EXERCISE DIRECTIONS: Below are some records; give them all again exactly, but not the pictures.
= = =
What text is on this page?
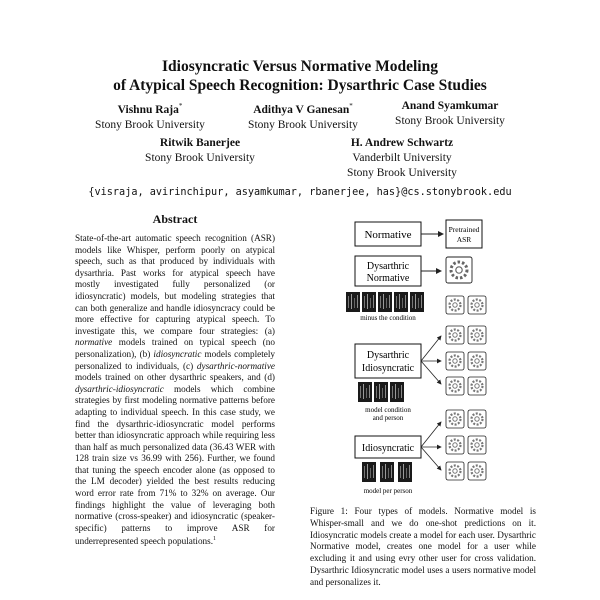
Idiosyncratic Versus Normative Modeling
of Atypical Speech Recognition: Dysarthric Case Studies
Vishnu Raja*
Stony Brook University
Adithya V Ganesan*
Stony Brook University
Anand Syamkumar
Stony Brook University
Ritwik Banerjee
Stony Brook University
H. Andrew Schwartz
Vanderbilt University
Stony Brook University
{visraja, avirinchipur, asyamkumar, rbanerjee, has}@cs.stonybrook.edu
Abstract

State-of-the-art automatic speech recognition (ASR) models like Whisper, perform poorly on atypical speech, such as that produced by individuals with dysarthria. Past works for atypical speech have mostly investigated fully personalized (or idiosyncratic) models, but modeling strategies that can both generalize and handle idiosyncracy could be more effective for capturing atypical speech. To investigate this, we compare four strategies: (a) normative models trained on typical speech (no personalization), (b) idiosyncratic models completely personalized to individuals, (c) dysarthric-normative models trained on other dysarthric speakers, and (d) dysarthric-idiosyncratic models which combine strategies by first modeling normative patterns before adapting to individual speech. In this case study, we find the dysarthric-idiosyncratic model performs better than idiosyncratic approach while requiring less than half as much personalized data (36.43 WER with 128 train size vs 36.99 with 256). Further, we found that tuning the speech encoder alone (as opposed to the LM decoder) yielded the best results reducing word error rate from 71% to 32% on average. Our findings highlight the value of leveraging both normative (cross-speaker) and idiosyncratic (speaker-specific) patterns to improve ASR for underrepresented speech populations.$^1$

Normative	Pretrained
ASR
Dysarthric
Normative
minus the condition
Dysarthric
Idiosyncratic
model condition
and person
Idiosyncratic
model per person

Figure 1: Four types of models. Normative model is Whisper-small and we do one-shot predictions on it. Idiosyncratic models create a model for each user. Dysarthric Normative model, creates one model for a user while excluding it and using evry other user for cross validation. Dysarthric Idiosyncratic model uses a users normative model and personalizes it.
= = =
CORRECT RESULT:
What text is on this page?
Idiosyncratic Versus Normative Modeling
of Atypical Speech Recognition: Dysarthric Case Studies
Vishnu Raja*
Stony Brook University
Adithya V Ganesan*
Stony Brook University
Anand Syamkumar
Stony Brook University
Ritwik Banerjee
Stony Brook University
H. Andrew Schwartz
Vanderbilt University
Stony Brook University
{visraja, avirinchipur, asyamkumar, rbanerjee, has}@cs.stonybrook.edu
Abstract

State-of-the-art automatic speech recognition (ASR) models like Whisper, perform poorly on atypical speech, such as that produced by individuals with dysarthria. Past works for atypical speech have mostly investigated fully personalized (or idiosyncratic) models, but modeling strategies that can both generalize and handle idiosyncracy could be more effective for capturing atypical speech. To investigate this, we compare four strategies: (a) normative models trained on typical speech (no personalization), (b) idiosyncratic models completely personalized to individuals, (c) dysarthric-normative models trained on other dysarthric speakers, and (d) dysarthric-idiosyncratic models which combine strategies by first modeling normative patterns before adapting to individual speech. In this case study, we find the dysarthric-idiosyncratic model performs better than idiosyncratic approach while requiring less than half as much personalized data (36.43 WER with 128 train size vs 36.99 with 256). Further, we found that tuning the speech encoder alone (as opposed to the LM decoder) yielded the best results reducing word error rate from 71% to 32% on average. Our findings highlight the value of leveraging both normative (cross-speaker) and idiosyncratic (speaker-specific) patterns to improve ASR for underrepresented speech populations.$^1$

Normative	Pretrained
ASR
Dysarthric
Normative
minus the condition
Dysarthric
Idiosyncratic
model condition
and person
Idiosyncratic
model per person

Figure 1: Four types of models. Normative model is Whisper-small and we do one-shot predictions on it. Idiosyncratic models create a model for each user. Dysarthric Normative model, creates one model for a user while excluding it and using evry other user for cross validation. Dysarthric Idiosyncratic model uses a users normative model and personalizes it.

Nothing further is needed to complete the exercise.